● Work required: Show all lines holding "with".

── Supplied material ──

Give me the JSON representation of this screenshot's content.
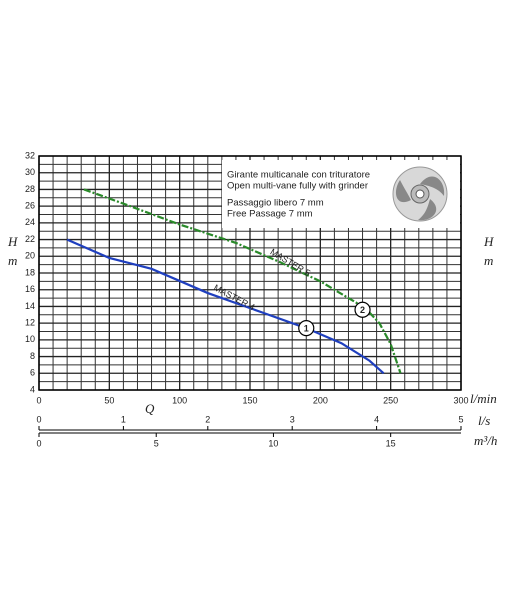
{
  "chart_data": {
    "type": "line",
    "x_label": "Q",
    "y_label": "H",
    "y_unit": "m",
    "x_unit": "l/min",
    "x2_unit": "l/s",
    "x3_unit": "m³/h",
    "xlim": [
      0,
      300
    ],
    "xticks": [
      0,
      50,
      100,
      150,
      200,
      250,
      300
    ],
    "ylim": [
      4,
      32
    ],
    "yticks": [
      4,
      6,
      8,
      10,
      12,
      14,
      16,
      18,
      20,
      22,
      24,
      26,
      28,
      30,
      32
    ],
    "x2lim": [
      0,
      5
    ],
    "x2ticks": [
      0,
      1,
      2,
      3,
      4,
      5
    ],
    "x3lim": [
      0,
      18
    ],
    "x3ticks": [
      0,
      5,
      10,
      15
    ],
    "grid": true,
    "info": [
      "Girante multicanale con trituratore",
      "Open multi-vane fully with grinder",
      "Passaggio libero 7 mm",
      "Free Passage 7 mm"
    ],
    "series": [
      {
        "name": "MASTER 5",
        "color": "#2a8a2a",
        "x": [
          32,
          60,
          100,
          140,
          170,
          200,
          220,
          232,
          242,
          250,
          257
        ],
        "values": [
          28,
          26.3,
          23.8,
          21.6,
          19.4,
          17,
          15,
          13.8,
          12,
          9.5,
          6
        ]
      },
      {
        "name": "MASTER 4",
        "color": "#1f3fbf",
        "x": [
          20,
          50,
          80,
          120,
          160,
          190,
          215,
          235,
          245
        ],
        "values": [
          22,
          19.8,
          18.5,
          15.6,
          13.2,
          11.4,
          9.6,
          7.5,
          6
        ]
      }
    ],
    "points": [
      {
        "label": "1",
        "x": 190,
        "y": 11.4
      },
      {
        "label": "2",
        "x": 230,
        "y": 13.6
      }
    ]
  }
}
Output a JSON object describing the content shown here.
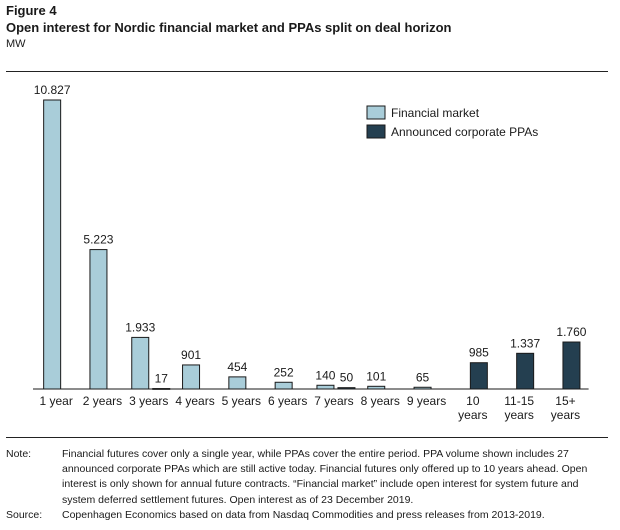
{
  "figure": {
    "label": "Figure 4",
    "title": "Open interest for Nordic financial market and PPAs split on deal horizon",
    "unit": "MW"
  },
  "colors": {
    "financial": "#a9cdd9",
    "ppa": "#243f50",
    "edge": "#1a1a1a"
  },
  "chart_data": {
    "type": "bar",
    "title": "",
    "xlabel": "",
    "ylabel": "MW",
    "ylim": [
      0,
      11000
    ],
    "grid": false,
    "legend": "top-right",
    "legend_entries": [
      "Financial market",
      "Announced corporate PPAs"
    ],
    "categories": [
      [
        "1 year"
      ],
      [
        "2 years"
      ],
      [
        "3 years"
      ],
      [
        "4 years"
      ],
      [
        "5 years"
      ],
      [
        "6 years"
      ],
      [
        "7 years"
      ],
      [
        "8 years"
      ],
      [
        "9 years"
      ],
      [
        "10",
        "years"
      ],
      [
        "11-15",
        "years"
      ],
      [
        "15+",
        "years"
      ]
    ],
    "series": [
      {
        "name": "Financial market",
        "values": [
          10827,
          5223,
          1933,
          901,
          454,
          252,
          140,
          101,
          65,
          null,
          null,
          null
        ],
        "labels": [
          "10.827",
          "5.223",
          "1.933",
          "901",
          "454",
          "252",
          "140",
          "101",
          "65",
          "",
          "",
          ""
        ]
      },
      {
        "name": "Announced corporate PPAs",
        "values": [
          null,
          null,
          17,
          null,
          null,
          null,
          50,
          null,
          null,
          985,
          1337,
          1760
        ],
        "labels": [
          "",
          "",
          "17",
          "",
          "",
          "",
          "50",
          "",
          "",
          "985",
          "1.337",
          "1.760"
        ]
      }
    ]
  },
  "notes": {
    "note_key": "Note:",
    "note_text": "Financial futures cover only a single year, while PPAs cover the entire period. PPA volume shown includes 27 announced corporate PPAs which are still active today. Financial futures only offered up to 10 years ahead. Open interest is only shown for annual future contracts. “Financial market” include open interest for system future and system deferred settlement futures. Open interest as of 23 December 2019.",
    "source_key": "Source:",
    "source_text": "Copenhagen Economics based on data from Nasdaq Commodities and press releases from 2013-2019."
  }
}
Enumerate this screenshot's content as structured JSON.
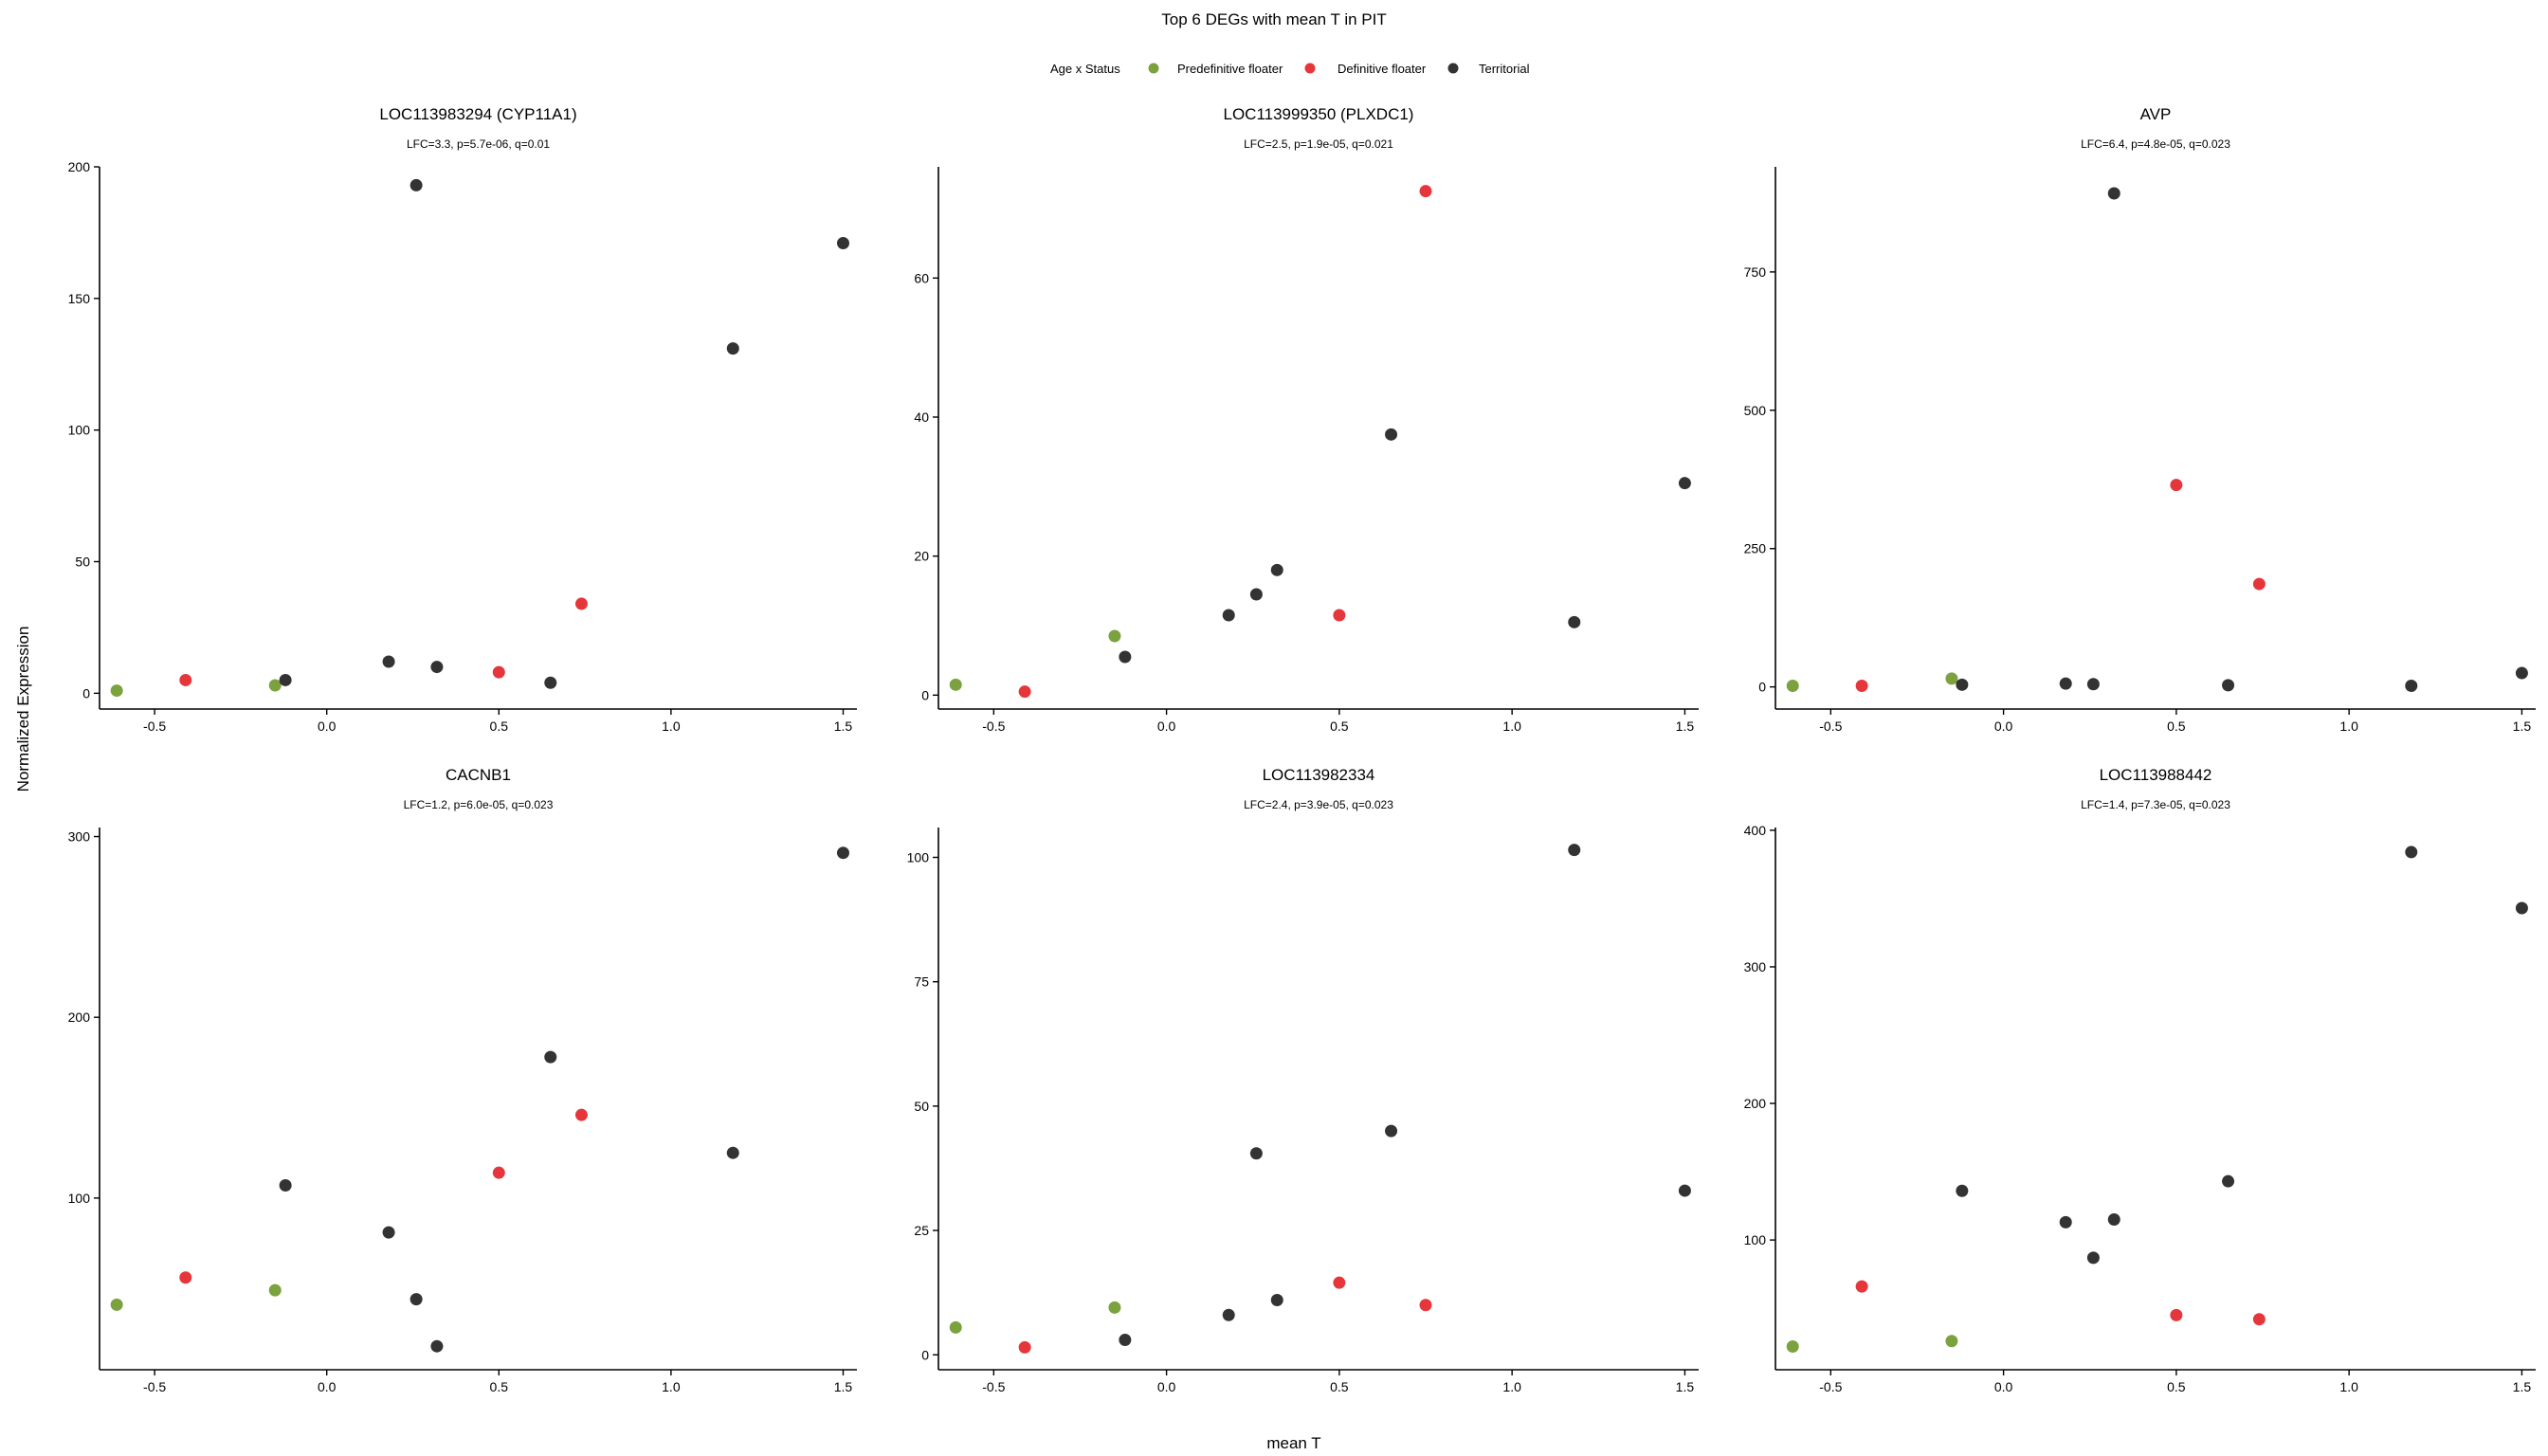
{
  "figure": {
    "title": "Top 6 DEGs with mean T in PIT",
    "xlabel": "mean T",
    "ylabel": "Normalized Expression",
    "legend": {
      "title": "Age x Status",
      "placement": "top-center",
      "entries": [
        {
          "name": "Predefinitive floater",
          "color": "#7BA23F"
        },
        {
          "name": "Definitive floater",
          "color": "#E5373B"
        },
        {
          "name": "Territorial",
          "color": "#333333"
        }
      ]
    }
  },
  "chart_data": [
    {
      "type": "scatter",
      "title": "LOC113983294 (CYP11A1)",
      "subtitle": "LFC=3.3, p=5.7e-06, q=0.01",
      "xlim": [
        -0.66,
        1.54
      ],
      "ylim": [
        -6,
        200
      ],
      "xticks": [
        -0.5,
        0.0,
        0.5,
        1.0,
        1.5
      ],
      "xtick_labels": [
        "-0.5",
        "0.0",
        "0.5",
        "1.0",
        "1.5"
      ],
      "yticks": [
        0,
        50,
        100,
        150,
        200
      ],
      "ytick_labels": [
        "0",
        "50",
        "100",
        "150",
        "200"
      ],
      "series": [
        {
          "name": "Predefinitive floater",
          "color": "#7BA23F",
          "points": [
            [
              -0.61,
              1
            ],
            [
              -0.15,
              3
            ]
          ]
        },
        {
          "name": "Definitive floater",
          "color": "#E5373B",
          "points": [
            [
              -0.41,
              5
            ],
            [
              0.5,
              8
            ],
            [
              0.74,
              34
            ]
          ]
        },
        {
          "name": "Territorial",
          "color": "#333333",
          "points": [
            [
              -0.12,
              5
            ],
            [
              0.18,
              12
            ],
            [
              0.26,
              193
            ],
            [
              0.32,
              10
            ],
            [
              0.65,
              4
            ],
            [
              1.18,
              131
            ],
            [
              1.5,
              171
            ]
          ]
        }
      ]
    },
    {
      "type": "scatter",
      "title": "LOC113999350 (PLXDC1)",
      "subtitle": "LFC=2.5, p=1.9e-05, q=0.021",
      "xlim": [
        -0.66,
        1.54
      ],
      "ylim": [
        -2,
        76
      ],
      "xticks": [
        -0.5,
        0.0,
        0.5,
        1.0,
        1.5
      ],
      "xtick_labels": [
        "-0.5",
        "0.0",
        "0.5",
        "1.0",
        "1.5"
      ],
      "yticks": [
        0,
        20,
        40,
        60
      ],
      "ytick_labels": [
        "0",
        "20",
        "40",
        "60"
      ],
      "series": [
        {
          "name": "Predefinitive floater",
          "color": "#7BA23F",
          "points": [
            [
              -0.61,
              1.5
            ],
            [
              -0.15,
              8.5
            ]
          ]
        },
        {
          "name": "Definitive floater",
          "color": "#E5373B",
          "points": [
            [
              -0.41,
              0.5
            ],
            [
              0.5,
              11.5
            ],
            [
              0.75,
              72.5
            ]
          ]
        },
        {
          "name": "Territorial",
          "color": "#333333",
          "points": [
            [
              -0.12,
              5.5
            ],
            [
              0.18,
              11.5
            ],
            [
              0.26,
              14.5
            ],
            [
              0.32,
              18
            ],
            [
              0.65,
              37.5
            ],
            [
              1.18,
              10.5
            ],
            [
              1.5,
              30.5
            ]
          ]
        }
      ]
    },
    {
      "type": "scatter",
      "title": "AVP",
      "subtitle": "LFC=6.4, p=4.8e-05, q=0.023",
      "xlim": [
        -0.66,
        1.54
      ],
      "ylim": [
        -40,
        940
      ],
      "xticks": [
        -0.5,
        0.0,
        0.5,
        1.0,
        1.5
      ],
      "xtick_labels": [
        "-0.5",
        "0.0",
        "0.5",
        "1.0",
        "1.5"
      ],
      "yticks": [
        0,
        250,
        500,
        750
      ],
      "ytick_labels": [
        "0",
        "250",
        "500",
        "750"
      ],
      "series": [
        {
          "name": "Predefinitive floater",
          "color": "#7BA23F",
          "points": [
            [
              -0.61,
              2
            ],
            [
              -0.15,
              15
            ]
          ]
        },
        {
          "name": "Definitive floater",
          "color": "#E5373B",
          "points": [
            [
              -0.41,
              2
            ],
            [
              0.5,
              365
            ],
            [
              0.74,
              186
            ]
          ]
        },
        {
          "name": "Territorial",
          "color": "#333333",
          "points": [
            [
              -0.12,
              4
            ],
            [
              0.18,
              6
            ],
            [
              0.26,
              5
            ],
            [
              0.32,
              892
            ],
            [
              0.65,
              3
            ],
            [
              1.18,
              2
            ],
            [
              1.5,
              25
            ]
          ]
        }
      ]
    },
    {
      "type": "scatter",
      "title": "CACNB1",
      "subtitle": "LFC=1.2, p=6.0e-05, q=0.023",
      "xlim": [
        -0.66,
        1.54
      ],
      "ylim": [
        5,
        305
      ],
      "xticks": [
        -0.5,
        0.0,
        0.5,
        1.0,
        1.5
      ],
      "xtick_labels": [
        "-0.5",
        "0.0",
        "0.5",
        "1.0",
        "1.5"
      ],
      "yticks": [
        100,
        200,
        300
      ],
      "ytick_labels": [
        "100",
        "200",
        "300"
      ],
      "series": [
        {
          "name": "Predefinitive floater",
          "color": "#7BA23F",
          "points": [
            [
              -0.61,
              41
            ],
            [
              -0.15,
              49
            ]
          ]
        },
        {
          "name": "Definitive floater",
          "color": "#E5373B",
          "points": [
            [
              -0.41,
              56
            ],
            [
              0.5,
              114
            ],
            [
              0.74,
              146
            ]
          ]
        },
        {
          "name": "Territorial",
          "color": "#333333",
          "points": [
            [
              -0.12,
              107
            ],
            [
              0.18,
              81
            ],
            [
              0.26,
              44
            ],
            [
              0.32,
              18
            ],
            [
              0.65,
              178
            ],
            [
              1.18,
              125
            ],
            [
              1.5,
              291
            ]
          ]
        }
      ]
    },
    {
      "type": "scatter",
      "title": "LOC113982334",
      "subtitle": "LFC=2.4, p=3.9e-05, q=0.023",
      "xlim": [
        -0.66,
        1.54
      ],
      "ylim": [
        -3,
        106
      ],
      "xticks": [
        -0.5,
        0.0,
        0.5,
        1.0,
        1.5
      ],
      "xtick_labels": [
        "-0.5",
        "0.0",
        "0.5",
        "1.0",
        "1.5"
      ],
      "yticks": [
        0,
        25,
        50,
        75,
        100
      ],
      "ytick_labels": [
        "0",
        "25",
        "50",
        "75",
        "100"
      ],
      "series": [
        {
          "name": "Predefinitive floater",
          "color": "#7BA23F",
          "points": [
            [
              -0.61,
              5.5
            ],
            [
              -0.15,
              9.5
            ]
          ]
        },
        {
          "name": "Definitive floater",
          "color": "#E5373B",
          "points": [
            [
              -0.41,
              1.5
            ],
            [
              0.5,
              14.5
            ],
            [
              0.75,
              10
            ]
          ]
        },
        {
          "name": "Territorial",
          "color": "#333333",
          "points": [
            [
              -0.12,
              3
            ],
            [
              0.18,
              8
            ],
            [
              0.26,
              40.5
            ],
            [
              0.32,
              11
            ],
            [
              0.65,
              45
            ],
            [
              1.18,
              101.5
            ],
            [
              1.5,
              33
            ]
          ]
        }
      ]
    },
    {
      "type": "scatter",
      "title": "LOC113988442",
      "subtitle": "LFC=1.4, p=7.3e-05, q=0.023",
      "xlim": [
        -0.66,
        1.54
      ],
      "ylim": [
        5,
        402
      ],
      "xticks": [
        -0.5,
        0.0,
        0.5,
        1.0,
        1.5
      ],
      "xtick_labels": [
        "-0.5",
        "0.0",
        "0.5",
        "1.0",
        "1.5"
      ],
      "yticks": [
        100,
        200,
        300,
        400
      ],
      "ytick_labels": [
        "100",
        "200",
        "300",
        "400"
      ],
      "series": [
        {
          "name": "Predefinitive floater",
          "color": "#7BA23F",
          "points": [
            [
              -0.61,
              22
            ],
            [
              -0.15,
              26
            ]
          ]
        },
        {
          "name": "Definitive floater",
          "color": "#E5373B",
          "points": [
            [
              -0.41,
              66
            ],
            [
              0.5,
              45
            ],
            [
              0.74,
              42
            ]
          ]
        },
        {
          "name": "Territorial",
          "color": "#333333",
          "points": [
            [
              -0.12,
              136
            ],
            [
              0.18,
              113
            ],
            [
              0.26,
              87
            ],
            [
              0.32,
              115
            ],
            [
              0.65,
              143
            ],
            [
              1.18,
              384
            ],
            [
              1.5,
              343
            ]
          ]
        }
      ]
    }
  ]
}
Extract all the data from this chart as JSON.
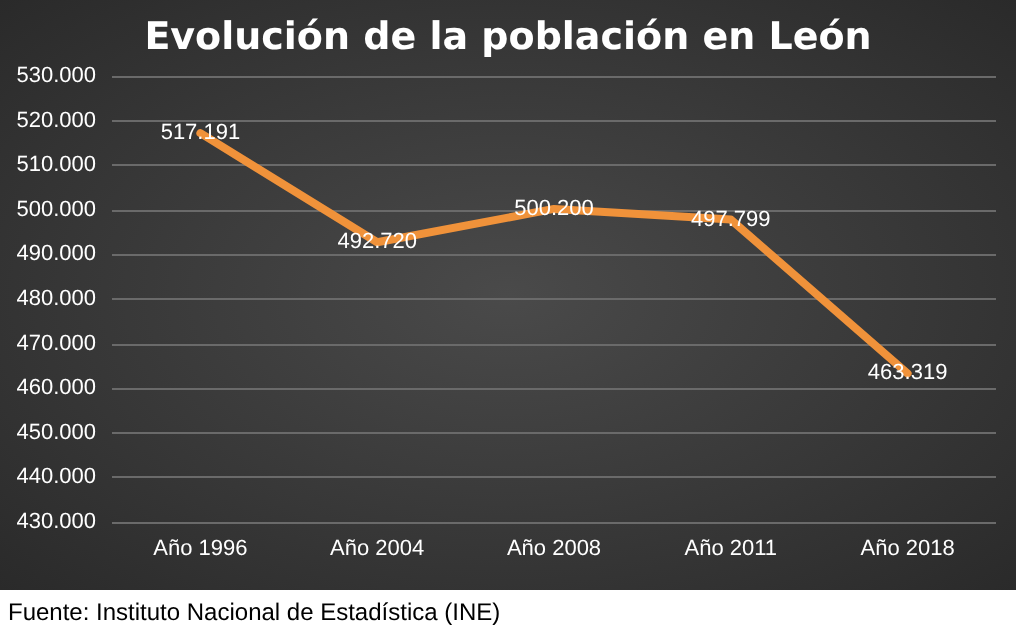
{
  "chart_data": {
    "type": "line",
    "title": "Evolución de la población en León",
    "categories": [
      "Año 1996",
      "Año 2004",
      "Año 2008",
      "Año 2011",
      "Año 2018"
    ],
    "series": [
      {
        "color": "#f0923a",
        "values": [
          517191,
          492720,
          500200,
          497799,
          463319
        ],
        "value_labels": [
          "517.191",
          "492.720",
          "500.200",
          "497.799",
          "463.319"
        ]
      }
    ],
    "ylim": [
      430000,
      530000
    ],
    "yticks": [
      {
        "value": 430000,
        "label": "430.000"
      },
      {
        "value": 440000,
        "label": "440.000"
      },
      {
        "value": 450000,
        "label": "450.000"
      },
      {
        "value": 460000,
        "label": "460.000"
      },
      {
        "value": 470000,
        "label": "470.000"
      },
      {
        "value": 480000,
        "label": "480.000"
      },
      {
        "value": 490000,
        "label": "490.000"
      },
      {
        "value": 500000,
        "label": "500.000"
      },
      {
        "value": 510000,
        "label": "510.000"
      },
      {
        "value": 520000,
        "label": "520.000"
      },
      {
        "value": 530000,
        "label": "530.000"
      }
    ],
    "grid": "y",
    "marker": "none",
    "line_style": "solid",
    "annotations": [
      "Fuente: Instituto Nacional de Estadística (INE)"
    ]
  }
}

───

● Written solution:
      "Open multi-vane fully with grinder",
    "title": "Top 6 DEGs with mean T in PIT",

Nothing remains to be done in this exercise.